Look for the string "Solar" in the lines and copy each line that has it.

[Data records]
/---

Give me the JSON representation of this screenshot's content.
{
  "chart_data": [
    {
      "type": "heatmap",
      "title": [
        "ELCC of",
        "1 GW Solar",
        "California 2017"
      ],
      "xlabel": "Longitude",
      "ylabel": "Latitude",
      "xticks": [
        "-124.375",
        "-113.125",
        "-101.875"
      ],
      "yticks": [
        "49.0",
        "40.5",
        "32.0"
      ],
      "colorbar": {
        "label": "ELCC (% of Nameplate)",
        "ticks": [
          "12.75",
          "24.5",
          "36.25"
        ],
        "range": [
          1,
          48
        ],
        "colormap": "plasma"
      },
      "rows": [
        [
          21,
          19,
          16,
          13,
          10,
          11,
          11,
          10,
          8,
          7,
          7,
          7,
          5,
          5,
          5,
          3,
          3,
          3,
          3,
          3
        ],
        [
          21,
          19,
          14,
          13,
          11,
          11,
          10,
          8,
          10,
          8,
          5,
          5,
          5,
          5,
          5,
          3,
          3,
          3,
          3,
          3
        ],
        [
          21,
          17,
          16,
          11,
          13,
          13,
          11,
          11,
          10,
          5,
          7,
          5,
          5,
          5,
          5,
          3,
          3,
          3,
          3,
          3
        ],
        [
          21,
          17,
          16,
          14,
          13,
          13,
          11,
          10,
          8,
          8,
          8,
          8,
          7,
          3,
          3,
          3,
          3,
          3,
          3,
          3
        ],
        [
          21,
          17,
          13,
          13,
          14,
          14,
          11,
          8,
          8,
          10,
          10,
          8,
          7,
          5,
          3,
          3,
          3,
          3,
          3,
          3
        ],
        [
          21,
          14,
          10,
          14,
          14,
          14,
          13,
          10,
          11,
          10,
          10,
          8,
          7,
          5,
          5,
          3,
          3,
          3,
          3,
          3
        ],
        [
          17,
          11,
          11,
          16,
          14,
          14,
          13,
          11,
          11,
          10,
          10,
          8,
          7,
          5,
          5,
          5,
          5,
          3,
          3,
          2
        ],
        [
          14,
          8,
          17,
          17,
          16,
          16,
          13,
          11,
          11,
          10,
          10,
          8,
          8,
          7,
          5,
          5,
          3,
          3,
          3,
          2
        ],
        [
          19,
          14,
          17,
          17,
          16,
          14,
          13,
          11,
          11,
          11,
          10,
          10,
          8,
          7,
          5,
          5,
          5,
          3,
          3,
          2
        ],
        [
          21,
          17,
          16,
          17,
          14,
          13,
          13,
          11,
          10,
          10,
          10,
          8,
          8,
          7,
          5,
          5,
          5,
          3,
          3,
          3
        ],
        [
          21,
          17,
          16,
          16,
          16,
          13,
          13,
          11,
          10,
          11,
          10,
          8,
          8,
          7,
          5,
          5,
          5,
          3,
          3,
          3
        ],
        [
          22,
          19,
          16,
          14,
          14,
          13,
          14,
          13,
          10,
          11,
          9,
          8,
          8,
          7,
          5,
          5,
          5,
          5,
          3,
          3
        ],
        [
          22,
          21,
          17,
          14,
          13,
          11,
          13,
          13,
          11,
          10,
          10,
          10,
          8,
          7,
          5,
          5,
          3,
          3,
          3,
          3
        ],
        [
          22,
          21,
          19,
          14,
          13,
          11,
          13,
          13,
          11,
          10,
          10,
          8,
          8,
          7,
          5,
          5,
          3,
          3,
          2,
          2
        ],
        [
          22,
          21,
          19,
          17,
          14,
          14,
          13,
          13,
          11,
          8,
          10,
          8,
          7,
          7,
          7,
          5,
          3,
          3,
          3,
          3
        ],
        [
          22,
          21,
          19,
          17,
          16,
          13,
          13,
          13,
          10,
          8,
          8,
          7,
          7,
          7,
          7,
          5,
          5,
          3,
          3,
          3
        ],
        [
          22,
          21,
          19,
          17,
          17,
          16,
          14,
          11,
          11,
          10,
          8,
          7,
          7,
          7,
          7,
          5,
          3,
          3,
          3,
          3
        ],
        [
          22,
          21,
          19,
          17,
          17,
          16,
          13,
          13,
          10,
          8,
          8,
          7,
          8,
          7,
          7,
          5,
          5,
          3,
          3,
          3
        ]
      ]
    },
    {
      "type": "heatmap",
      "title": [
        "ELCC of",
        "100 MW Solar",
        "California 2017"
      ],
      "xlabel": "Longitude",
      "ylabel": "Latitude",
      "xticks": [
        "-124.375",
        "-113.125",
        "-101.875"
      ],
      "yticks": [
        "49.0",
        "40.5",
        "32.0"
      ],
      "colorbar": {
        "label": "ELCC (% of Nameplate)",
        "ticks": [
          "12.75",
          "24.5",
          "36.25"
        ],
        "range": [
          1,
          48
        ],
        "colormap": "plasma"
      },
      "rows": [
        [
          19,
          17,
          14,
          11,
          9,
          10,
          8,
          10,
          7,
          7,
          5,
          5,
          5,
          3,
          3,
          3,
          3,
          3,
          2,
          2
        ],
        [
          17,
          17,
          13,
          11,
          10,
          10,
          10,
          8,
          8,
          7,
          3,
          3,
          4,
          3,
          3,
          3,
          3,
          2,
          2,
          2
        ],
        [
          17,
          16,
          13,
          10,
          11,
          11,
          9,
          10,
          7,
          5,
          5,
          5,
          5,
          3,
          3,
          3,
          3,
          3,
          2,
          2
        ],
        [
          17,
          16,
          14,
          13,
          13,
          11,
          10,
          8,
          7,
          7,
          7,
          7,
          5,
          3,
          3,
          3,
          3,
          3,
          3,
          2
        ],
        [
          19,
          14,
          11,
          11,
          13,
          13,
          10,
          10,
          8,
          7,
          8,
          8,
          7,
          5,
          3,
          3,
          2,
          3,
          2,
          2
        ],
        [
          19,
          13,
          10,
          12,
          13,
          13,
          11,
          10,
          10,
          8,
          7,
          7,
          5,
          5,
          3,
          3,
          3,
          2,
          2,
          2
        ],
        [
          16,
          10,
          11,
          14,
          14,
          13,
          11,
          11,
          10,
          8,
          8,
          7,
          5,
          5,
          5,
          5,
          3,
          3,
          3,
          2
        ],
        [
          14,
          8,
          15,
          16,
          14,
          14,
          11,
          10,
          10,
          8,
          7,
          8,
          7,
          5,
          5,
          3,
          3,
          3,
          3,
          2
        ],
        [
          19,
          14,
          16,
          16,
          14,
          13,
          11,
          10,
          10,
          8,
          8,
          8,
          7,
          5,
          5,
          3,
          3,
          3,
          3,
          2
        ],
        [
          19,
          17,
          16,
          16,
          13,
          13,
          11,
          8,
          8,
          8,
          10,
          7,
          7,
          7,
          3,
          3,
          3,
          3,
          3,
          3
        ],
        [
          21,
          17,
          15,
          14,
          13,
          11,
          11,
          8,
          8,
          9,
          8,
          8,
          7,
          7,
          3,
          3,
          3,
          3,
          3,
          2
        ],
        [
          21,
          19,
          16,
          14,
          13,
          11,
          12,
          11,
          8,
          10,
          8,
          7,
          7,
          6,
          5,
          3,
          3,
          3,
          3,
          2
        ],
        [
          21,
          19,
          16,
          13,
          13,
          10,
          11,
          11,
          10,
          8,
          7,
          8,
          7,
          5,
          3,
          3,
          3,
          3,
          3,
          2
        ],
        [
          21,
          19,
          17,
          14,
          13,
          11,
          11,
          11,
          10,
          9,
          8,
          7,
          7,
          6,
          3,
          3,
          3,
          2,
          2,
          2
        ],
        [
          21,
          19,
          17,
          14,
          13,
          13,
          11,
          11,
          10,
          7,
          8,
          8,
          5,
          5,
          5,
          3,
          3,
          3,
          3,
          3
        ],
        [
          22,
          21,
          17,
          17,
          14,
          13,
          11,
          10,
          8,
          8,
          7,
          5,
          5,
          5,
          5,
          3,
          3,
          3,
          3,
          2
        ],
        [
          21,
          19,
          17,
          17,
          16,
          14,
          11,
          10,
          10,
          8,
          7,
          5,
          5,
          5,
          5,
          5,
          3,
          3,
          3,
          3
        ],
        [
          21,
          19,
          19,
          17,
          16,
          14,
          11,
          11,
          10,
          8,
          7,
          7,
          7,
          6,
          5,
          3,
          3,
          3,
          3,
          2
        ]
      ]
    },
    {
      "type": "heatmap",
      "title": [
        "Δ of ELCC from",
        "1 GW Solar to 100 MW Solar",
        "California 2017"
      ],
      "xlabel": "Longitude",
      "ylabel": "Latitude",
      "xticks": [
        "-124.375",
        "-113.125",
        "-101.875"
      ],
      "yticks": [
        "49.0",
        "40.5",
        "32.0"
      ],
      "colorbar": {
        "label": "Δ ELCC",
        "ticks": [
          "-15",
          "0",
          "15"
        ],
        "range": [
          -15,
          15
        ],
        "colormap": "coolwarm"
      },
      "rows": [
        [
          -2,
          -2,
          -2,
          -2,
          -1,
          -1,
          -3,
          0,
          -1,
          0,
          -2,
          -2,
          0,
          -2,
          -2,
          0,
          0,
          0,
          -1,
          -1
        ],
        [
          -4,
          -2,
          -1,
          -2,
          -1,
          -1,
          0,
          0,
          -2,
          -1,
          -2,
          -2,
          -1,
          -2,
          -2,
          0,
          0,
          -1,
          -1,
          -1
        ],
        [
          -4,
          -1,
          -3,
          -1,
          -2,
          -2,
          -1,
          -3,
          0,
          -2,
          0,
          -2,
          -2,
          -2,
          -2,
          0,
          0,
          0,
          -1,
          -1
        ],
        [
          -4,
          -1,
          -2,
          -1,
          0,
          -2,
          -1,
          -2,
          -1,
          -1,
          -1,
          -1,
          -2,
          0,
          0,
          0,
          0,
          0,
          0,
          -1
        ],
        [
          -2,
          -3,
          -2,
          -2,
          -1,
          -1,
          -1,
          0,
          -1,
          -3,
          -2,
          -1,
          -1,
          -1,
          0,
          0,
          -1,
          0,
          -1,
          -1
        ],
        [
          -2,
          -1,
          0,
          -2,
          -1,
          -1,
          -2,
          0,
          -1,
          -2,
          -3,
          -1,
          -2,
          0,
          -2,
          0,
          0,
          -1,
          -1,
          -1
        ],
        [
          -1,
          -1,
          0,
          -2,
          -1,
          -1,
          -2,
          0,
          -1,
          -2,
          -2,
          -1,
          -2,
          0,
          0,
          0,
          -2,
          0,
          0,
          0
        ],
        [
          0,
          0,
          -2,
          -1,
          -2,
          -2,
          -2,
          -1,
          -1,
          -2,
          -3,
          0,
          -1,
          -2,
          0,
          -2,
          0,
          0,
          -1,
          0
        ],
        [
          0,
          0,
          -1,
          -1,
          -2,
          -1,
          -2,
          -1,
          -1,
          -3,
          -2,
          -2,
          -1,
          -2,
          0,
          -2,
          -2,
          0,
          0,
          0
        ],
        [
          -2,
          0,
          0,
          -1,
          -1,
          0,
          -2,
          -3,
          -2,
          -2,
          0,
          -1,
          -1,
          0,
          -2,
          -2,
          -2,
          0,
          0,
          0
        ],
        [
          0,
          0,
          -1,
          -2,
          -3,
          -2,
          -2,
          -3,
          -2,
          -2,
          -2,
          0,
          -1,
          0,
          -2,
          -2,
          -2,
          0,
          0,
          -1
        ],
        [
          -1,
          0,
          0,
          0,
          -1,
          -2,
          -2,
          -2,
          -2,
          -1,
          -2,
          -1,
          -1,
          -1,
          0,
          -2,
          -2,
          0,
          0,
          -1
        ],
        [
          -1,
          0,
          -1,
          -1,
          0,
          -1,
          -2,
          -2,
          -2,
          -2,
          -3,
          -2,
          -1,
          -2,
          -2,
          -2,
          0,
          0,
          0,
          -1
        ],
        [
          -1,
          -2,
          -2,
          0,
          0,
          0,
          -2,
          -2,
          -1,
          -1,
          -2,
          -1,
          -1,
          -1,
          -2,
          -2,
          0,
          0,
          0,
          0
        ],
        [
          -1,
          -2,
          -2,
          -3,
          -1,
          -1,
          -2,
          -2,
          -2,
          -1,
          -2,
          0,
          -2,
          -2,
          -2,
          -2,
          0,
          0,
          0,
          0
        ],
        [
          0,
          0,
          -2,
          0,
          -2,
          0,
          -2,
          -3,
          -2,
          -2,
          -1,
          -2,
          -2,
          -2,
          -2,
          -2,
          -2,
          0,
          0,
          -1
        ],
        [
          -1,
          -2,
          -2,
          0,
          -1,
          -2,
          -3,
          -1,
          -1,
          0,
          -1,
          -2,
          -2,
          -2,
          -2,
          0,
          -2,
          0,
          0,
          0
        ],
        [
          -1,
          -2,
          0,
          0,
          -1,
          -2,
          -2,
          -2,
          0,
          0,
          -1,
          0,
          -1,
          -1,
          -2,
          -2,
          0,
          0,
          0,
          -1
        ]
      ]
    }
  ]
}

\---

• [WORKED ANSWER]:
        "1 GW Solar",
        "100 MW Solar",
        "1 GW Solar to 100 MW Solar",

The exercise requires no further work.